DATA ROWS:

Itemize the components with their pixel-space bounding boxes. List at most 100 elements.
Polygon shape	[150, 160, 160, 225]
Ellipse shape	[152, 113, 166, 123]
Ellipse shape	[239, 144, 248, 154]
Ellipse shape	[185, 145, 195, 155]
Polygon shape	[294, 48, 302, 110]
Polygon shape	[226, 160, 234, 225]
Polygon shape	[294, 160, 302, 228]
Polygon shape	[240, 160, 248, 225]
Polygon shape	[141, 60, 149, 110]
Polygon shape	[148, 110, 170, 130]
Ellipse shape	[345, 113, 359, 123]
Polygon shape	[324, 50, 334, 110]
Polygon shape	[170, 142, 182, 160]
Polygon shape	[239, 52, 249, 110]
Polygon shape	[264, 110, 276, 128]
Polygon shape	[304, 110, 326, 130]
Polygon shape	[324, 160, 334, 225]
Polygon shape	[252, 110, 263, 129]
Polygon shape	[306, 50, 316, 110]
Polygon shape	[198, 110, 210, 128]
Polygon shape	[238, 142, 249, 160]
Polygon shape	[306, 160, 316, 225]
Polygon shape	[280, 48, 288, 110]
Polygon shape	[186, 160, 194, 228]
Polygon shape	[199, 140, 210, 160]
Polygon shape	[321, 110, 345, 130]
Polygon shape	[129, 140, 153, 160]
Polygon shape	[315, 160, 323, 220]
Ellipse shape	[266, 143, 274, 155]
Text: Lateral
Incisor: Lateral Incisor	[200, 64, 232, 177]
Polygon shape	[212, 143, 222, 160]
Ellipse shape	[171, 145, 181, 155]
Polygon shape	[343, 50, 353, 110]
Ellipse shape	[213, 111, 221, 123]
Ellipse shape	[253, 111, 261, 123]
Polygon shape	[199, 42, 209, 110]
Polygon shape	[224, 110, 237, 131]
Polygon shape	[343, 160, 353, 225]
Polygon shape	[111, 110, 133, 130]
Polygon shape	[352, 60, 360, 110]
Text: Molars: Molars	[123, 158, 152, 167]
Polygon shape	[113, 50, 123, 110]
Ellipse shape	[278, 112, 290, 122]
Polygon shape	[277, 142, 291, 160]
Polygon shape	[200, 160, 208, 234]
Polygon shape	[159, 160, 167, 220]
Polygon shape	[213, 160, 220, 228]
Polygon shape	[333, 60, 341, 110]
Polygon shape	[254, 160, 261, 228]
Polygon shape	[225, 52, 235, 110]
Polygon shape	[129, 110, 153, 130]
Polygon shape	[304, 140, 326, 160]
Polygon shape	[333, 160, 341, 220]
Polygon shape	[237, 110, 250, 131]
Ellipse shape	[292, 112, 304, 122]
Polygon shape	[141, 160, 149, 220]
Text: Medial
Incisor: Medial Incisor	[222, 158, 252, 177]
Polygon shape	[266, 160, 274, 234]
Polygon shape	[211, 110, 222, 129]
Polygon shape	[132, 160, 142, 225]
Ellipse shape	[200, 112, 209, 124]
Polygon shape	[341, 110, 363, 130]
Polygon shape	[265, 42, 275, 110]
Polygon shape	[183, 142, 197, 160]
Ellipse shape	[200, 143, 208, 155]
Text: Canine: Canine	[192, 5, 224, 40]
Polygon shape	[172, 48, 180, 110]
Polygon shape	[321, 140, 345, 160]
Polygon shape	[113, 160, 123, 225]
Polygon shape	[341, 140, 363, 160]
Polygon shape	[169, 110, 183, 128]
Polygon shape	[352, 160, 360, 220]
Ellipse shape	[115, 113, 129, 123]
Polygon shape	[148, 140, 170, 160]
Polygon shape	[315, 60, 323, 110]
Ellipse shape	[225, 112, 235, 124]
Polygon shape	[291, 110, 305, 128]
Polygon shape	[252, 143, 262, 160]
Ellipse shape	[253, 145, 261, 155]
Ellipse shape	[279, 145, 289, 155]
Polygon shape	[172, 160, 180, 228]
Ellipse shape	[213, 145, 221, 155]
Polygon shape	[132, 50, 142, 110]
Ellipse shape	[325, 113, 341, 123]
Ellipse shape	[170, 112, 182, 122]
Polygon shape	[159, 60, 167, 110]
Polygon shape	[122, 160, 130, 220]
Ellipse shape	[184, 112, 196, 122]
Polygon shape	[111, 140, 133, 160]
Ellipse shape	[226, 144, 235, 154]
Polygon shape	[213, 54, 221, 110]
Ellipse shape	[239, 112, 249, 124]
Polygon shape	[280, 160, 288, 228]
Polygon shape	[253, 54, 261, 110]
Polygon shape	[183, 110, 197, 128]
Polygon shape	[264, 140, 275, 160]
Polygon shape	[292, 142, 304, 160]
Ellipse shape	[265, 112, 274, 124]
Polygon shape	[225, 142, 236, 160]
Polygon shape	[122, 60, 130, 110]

WORK INSTRUCTIONS: Please rewrite the lines above, replacing each "Ellipse shape" with "Oval shape" and keeping everything else the same.

THE ANSWER:
Itemize the components with their pixel-space bounding boxes. List at most 100 elements.
Polygon shape	[150, 160, 160, 225]
Oval shape	[152, 113, 166, 123]
Oval shape	[239, 144, 248, 154]
Oval shape	[185, 145, 195, 155]
Polygon shape	[294, 48, 302, 110]
Polygon shape	[226, 160, 234, 225]
Polygon shape	[294, 160, 302, 228]
Polygon shape	[240, 160, 248, 225]
Polygon shape	[141, 60, 149, 110]
Polygon shape	[148, 110, 170, 130]
Oval shape	[345, 113, 359, 123]
Polygon shape	[324, 50, 334, 110]
Polygon shape	[170, 142, 182, 160]
Polygon shape	[239, 52, 249, 110]
Polygon shape	[264, 110, 276, 128]
Polygon shape	[304, 110, 326, 130]
Polygon shape	[324, 160, 334, 225]
Polygon shape	[252, 110, 263, 129]
Polygon shape	[306, 50, 316, 110]
Polygon shape	[198, 110, 210, 128]
Polygon shape	[238, 142, 249, 160]
Polygon shape	[306, 160, 316, 225]
Polygon shape	[280, 48, 288, 110]
Polygon shape	[186, 160, 194, 228]
Polygon shape	[199, 140, 210, 160]
Polygon shape	[321, 110, 345, 130]
Polygon shape	[129, 140, 153, 160]
Polygon shape	[315, 160, 323, 220]
Oval shape	[266, 143, 274, 155]
Text: Lateral
Incisor: Lateral Incisor	[200, 64, 232, 177]
Polygon shape	[212, 143, 222, 160]
Oval shape	[171, 145, 181, 155]
Polygon shape	[343, 50, 353, 110]
Oval shape	[213, 111, 221, 123]
Oval shape	[253, 111, 261, 123]
Polygon shape	[199, 42, 209, 110]
Polygon shape	[224, 110, 237, 131]
Polygon shape	[343, 160, 353, 225]
Polygon shape	[111, 110, 133, 130]
Polygon shape	[352, 60, 360, 110]
Text: Molars: Molars	[123, 158, 152, 167]
Polygon shape	[113, 50, 123, 110]
Oval shape	[278, 112, 290, 122]
Polygon shape	[277, 142, 291, 160]
Polygon shape	[200, 160, 208, 234]
Polygon shape	[159, 160, 167, 220]
Polygon shape	[213, 160, 220, 228]
Polygon shape	[333, 60, 341, 110]
Polygon shape	[254, 160, 261, 228]
Polygon shape	[225, 52, 235, 110]
Polygon shape	[129, 110, 153, 130]
Polygon shape	[304, 140, 326, 160]
Polygon shape	[333, 160, 341, 220]
Polygon shape	[237, 110, 250, 131]
Oval shape	[292, 112, 304, 122]
Polygon shape	[141, 160, 149, 220]
Text: Medial
Incisor: Medial Incisor	[222, 158, 252, 177]
Polygon shape	[266, 160, 274, 234]
Polygon shape	[211, 110, 222, 129]
Polygon shape	[132, 160, 142, 225]
Oval shape	[200, 112, 209, 124]
Polygon shape	[341, 110, 363, 130]
Polygon shape	[265, 42, 275, 110]
Polygon shape	[183, 142, 197, 160]
Oval shape	[200, 143, 208, 155]
Text: Canine: Canine	[192, 5, 224, 40]
Polygon shape	[172, 48, 180, 110]
Polygon shape	[321, 140, 345, 160]
Polygon shape	[113, 160, 123, 225]
Polygon shape	[341, 140, 363, 160]
Polygon shape	[169, 110, 183, 128]
Polygon shape	[352, 160, 360, 220]
Oval shape	[115, 113, 129, 123]
Polygon shape	[148, 140, 170, 160]
Polygon shape	[315, 60, 323, 110]
Oval shape	[225, 112, 235, 124]
Polygon shape	[291, 110, 305, 128]
Polygon shape	[252, 143, 262, 160]
Oval shape	[253, 145, 261, 155]
Oval shape	[279, 145, 289, 155]
Polygon shape	[172, 160, 180, 228]
Oval shape	[213, 145, 221, 155]
Polygon shape	[132, 50, 142, 110]
Oval shape	[325, 113, 341, 123]
Oval shape	[170, 112, 182, 122]
Polygon shape	[159, 60, 167, 110]
Polygon shape	[122, 160, 130, 220]
Oval shape	[184, 112, 196, 122]
Polygon shape	[111, 140, 133, 160]
Oval shape	[226, 144, 235, 154]
Polygon shape	[213, 54, 221, 110]
Oval shape	[239, 112, 249, 124]
Polygon shape	[280, 160, 288, 228]
Polygon shape	[253, 54, 261, 110]
Polygon shape	[183, 110, 197, 128]
Polygon shape	[264, 140, 275, 160]
Polygon shape	[292, 142, 304, 160]
Oval shape	[265, 112, 274, 124]
Polygon shape	[225, 142, 236, 160]
Polygon shape	[122, 60, 130, 110]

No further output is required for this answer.